Exercise task
Look for the word "user" in each line and report the count of matching lines, with nothing added.
###
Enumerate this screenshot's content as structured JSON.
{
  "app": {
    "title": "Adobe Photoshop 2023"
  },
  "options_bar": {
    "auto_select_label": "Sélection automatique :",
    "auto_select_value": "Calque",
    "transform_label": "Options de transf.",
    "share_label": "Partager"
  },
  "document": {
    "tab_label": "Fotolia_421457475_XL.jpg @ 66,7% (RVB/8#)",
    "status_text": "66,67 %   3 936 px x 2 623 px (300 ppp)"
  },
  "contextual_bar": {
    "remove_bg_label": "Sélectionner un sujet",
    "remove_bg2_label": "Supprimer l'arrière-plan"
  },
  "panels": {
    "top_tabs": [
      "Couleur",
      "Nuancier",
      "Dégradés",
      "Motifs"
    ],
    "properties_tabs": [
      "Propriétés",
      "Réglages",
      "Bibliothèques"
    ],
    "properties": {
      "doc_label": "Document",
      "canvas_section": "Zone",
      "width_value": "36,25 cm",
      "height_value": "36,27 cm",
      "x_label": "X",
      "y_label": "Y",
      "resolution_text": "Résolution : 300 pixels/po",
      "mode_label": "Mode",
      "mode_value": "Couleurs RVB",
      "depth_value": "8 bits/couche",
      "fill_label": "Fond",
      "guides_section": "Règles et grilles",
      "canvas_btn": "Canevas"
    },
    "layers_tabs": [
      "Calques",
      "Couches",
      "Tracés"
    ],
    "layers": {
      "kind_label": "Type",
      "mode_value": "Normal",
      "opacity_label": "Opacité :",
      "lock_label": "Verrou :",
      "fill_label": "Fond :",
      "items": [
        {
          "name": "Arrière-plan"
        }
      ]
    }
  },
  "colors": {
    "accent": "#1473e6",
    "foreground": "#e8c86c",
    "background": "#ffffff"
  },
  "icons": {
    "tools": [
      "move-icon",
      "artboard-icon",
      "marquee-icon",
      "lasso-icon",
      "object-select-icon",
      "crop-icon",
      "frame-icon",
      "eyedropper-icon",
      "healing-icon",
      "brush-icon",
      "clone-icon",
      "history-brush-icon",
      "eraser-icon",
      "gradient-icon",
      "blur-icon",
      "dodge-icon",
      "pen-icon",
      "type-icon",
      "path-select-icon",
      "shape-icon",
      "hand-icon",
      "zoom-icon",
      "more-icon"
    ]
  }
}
###
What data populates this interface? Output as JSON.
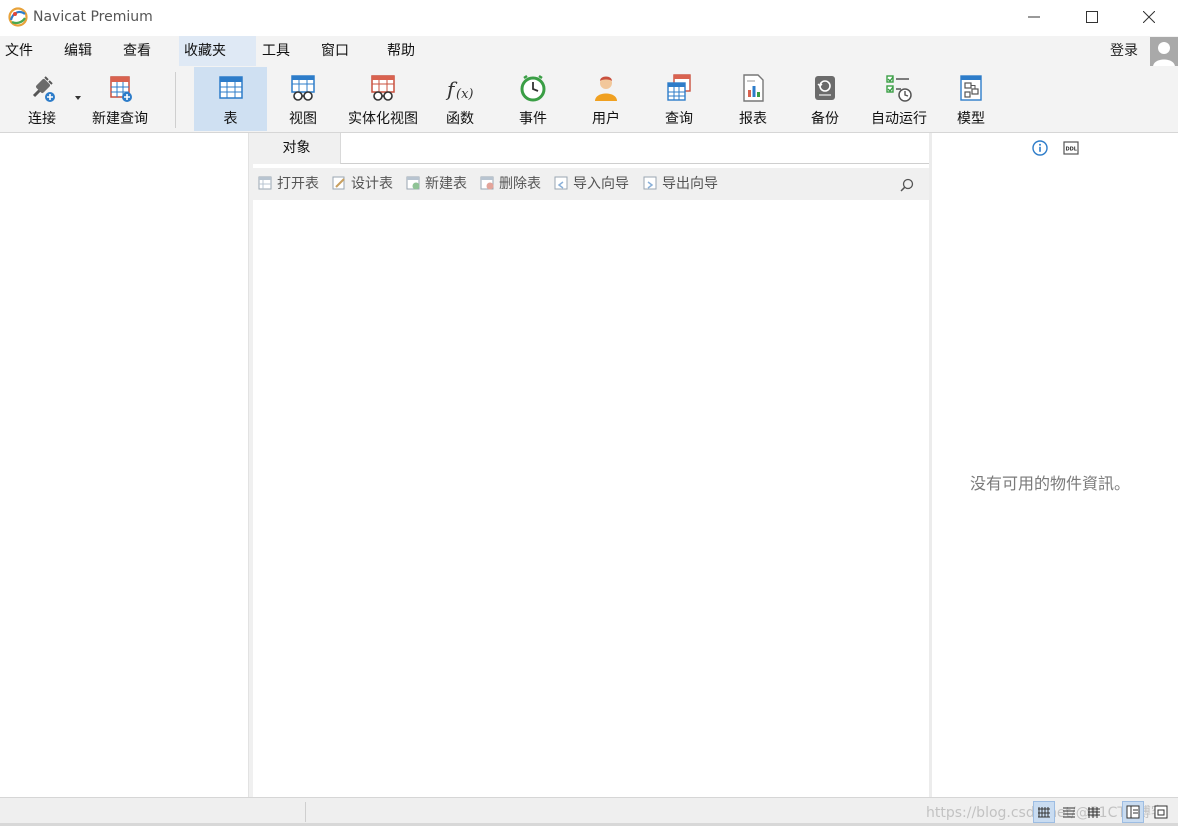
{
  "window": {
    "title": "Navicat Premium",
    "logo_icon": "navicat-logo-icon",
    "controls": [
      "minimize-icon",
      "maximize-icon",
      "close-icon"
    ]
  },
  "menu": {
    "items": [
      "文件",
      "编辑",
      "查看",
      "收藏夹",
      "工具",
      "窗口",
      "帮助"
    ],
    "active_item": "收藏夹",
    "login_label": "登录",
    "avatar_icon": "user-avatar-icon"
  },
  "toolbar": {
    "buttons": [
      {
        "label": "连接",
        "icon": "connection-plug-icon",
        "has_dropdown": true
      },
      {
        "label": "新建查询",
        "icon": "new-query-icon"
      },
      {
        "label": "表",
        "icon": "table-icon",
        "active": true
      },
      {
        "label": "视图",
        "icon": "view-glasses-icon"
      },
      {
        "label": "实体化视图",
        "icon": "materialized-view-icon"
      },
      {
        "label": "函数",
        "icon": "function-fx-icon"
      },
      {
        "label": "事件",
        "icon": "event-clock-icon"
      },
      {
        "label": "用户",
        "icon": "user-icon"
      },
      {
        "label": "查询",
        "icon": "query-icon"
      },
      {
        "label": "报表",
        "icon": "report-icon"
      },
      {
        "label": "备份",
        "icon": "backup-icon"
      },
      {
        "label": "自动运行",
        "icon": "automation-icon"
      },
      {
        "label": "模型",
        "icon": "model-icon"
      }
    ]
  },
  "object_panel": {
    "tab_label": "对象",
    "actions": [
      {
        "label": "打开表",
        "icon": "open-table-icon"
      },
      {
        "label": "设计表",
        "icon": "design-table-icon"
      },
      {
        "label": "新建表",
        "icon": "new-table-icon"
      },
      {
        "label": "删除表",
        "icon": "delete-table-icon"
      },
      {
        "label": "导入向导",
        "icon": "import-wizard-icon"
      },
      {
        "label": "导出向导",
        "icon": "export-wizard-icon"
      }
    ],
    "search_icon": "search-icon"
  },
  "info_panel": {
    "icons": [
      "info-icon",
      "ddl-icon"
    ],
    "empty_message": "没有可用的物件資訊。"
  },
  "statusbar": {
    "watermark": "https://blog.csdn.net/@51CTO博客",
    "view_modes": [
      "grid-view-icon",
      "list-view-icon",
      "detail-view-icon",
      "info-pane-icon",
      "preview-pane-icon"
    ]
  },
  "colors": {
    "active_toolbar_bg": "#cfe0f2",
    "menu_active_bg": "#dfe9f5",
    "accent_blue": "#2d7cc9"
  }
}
###
Solution to the problem
2